Omit every picture and output the rest of the records exactly as they are.

● **DATA LINES**
____________________
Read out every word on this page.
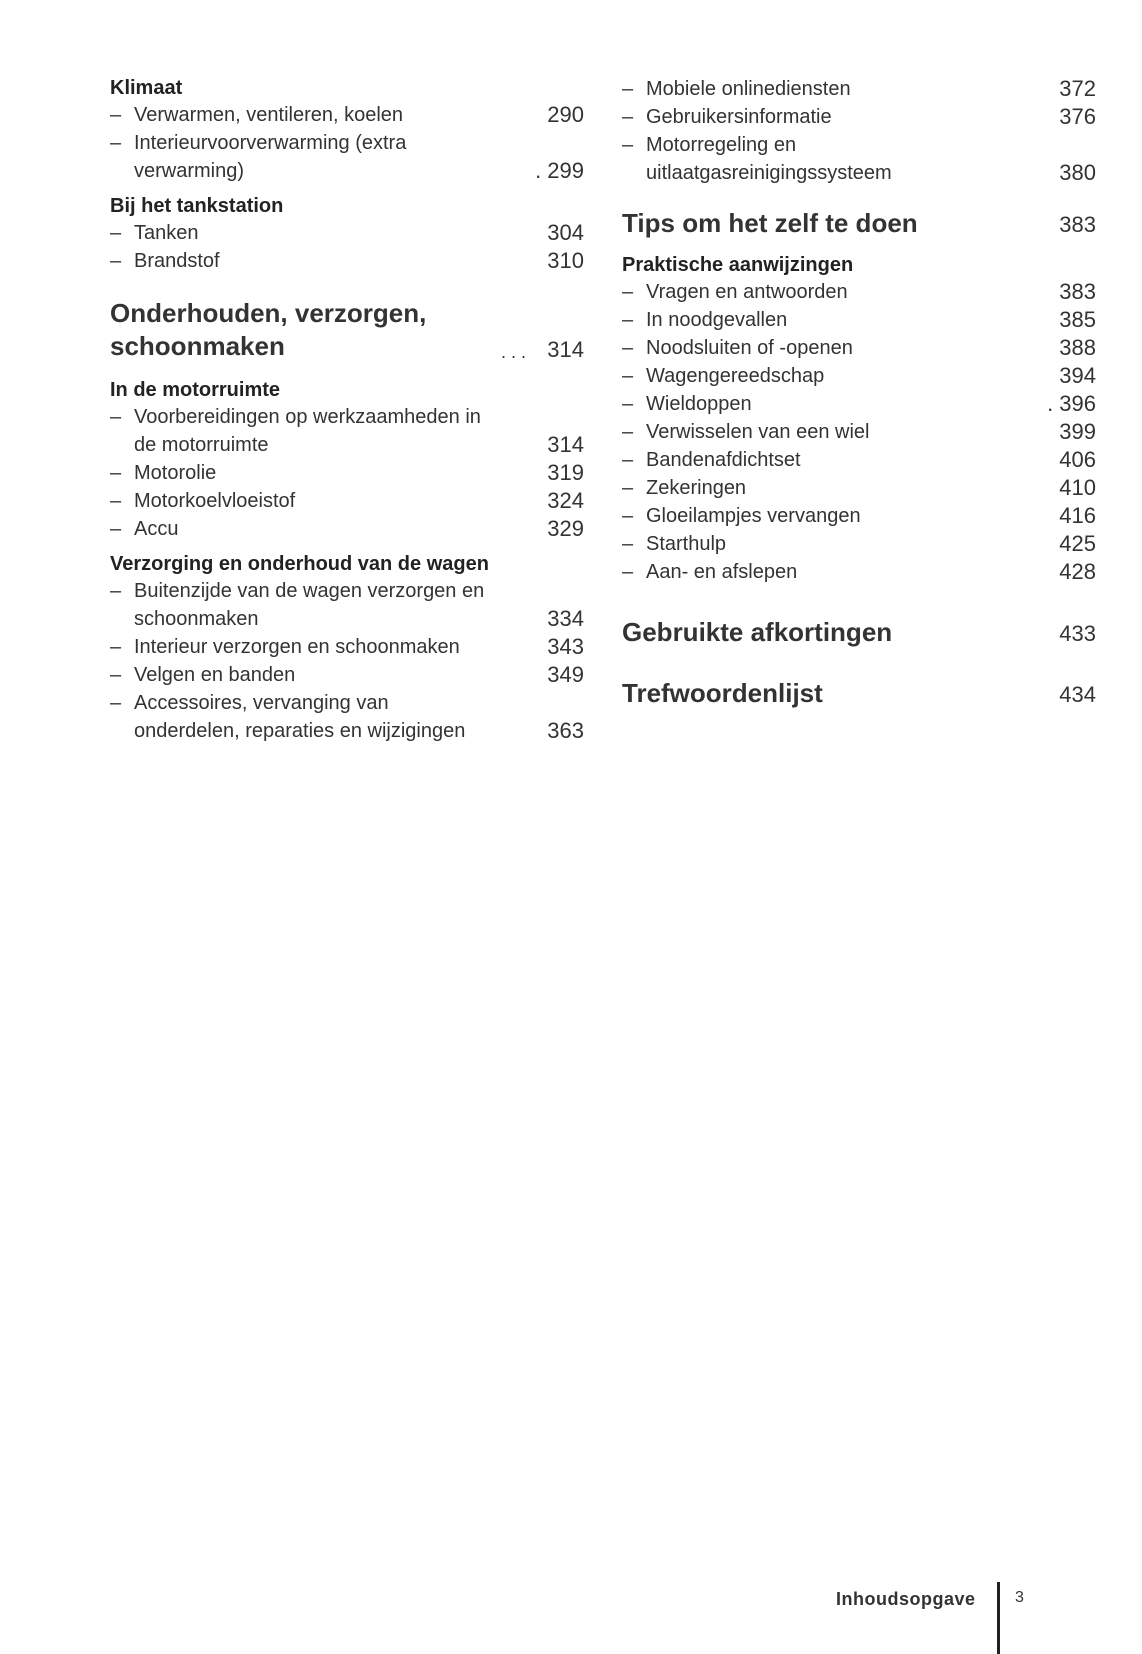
Klimaat
– Verwarmen, ventileren, koelen	290
– Interieurvoorverwarming (extra
verwarming)	. 299
Bij het tankstation
– Tanken	304
– Brandstof	310
Onderhouden, verzorgen,
schoonmaken	. . . 314
In de motorruimte
– Voorbereidingen op werkzaamheden in
de motorruimte	314
– Motorolie	319
– Motorkoelvloeistof	324
– Accu	329
Verzorging en onderhoud van de wagen
– Buitenzijde van de wagen verzorgen en
schoonmaken	334
– Interieur verzorgen en schoonmaken	343
– Velgen en banden	349
– Accessoires, vervanging van
onderdelen, reparaties en wijzigingen	363
– Mobiele onlinediensten	372
– Gebruikersinformatie	376
– Motorregeling en
uitlaatgasreinigingssysteem	380
Tips om het zelf te doen	383
Praktische aanwijzingen
– Vragen en antwoorden	383
– In noodgevallen	385
– Noodsluiten of -openen	388
– Wagengereedschap	394
– Wieldoppen	. 396
– Verwisselen van een wiel	399
– Bandenafdichtset	406
– Zekeringen	410
– Gloeilampjes vervangen	416
– Starthulp	425
– Aan- en afslepen	428
Gebruikte afkortingen	433
Trefwoordenlijst	434
Inhoudsopgave 3
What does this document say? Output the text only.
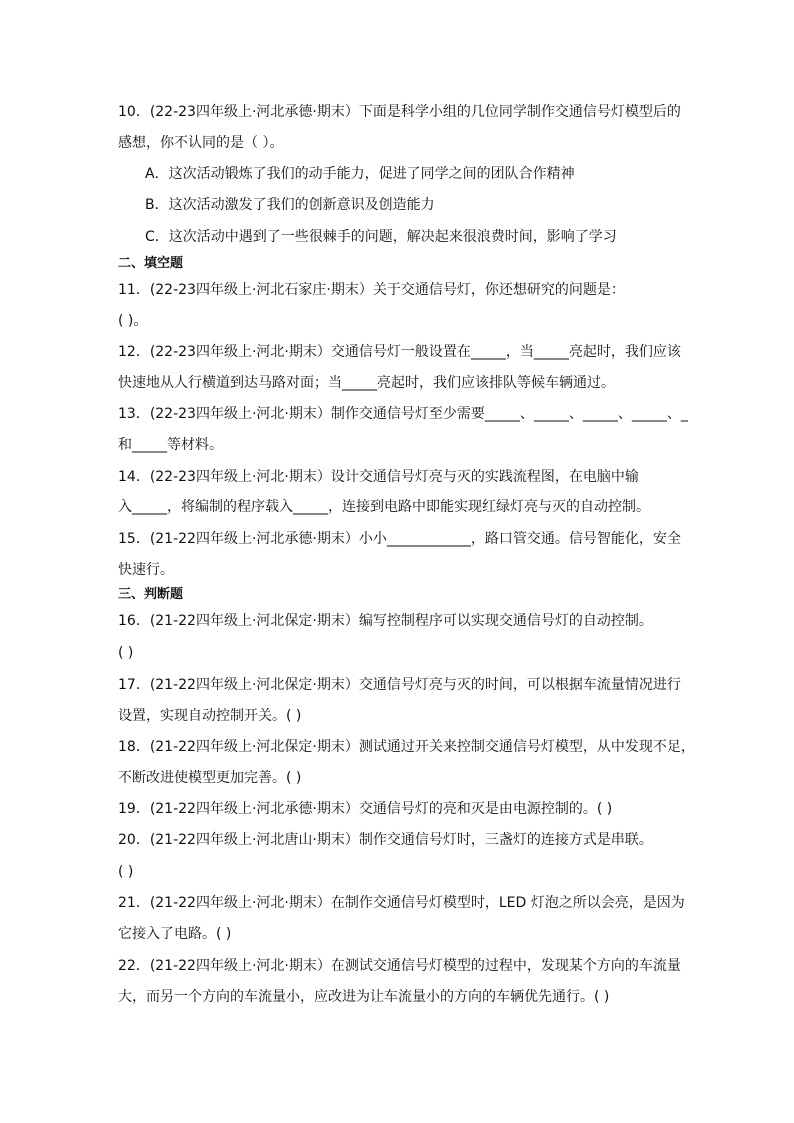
10．(22-23四年级上·河北承德·期末）下面是科学小组的几位同学制作交通信号灯模型后的
感想，你不认同的是（ ）。
A．这次活动锻炼了我们的动手能力，促进了同学之间的团队合作精神
B．这次活动激发了我们的创新意识及创造能力
C．这次活动中遇到了一些很棘手的问题，解决起来很浪费时间，影响了学习
二、填空题
11．(22-23四年级上·河北石家庄·期末）关于交通信号灯，你还想研究的问题是：
( )。
12．(22-23四年级上·河北·期末）交通信号灯一般设置在_____，当_____亮起时，我们应该
快速地从人行横道到达马路对面；当_____亮起时，我们应该排队等候车辆通过。
13．(22-23四年级上·河北·期末）制作交通信号灯至少需要_____、_____、_____、_____、_
和_____等材料。
14．(22-23四年级上·河北·期末）设计交通信号灯亮与灭的实践流程图，在电脑中输
入_____，将编制的程序载入_____，连接到电路中即能实现红绿灯亮与灭的自动控制。
15．(21-22四年级上·河北承德·期末）小小____________，路口管交通。信号智能化，安全
快速行。
三、判断题
16．(21-22四年级上·河北保定·期末）编写控制程序可以实现交通信号灯的自动控制。
( )
17．(21-22四年级上·河北保定·期末）交通信号灯亮与灭的时间，可以根据车流量情况进行
设置，实现自动控制开关。( )
18．(21-22四年级上·河北保定·期末）测试通过开关来控制交通信号灯模型，从中发现不足，
不断改进使模型更加完善。( )
19．(21-22四年级上·河北承德·期末）交通信号灯的亮和灭是由电源控制的。( )
20．(21-22四年级上·河北唐山·期末）制作交通信号灯时，三盏灯的连接方式是串联。
( )
21．(21-22四年级上·河北·期末）在制作交通信号灯模型时，LED 灯泡之所以会亮，是因为
它接入了电路。( )
22．(21-22四年级上·河北·期末）在测试交通信号灯模型的过程中，发现某个方向的车流量
大，而另一个方向的车流量小，应改进为让车流量小的方向的车辆优先通行。( )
____________________
● **ANSWER TO THE TASK**
Read out every word on this page.
Klimaat
– Verwarmen, ventileren, koelen	290
– Interieurvoorverwarming (extra
verwarming)	. 299
Bij het tankstation
– Tanken	304
– Brandstof	310
Onderhouden, verzorgen,
schoonmaken	. . . 314
In de motorruimte
– Voorbereidingen op werkzaamheden in
de motorruimte	314
– Motorolie	319
– Motorkoelvloeistof	324
– Accu	329
Verzorging en onderhoud van de wagen
– Buitenzijde van de wagen verzorgen en
schoonmaken	334
– Interieur verzorgen en schoonmaken	343
– Velgen en banden	349
– Accessoires, vervanging van
onderdelen, reparaties en wijzigingen	363
– Mobiele onlinediensten	372
– Gebruikersinformatie	376
– Motorregeling en
uitlaatgasreinigingssysteem	380
Tips om het zelf te doen	383
Praktische aanwijzingen
– Vragen en antwoorden	383
– In noodgevallen	385
– Noodsluiten of -openen	388
– Wagengereedschap	394
– Wieldoppen	. 396
– Verwisselen van een wiel	399
– Bandenafdichtset	406
– Zekeringen	410
– Gloeilampjes vervangen	416
– Starthulp	425
– Aan- en afslepen	428
Gebruikte afkortingen	433
Trefwoordenlijst	434
Inhoudsopgave 3
What does this document say? Output the text only.
10．(22-23四年级上·河北承德·期末）下面是科学小组的几位同学制作交通信号灯模型后的
感想，你不认同的是（ ）。
A．这次活动锻炼了我们的动手能力，促进了同学之间的团队合作精神
B．这次活动激发了我们的创新意识及创造能力
C．这次活动中遇到了一些很棘手的问题，解决起来很浪费时间，影响了学习
二、填空题
11．(22-23四年级上·河北石家庄·期末）关于交通信号灯，你还想研究的问题是：
( )。
12．(22-23四年级上·河北·期末）交通信号灯一般设置在_____，当_____亮起时，我们应该
快速地从人行横道到达马路对面；当_____亮起时，我们应该排队等候车辆通过。
13．(22-23四年级上·河北·期末）制作交通信号灯至少需要_____、_____、_____、_____、_
和_____等材料。
14．(22-23四年级上·河北·期末）设计交通信号灯亮与灭的实践流程图，在电脑中输
入_____，将编制的程序载入_____，连接到电路中即能实现红绿灯亮与灭的自动控制。
15．(21-22四年级上·河北承德·期末）小小____________，路口管交通。信号智能化，安全
快速行。
三、判断题
16．(21-22四年级上·河北保定·期末）编写控制程序可以实现交通信号灯的自动控制。
( )
17．(21-22四年级上·河北保定·期末）交通信号灯亮与灭的时间，可以根据车流量情况进行
设置，实现自动控制开关。( )
18．(21-22四年级上·河北保定·期末）测试通过开关来控制交通信号灯模型，从中发现不足，
不断改进使模型更加完善。( )
19．(21-22四年级上·河北承德·期末）交通信号灯的亮和灭是由电源控制的。( )
20．(21-22四年级上·河北唐山·期末）制作交通信号灯时，三盏灯的连接方式是串联。
( )
21．(21-22四年级上·河北·期末）在制作交通信号灯模型时，LED 灯泡之所以会亮，是因为
它接入了电路。( )
22．(21-22四年级上·河北·期末）在测试交通信号灯模型的过程中，发现某个方向的车流量
大，而另一个方向的车流量小，应改进为让车流量小的方向的车辆优先通行。( )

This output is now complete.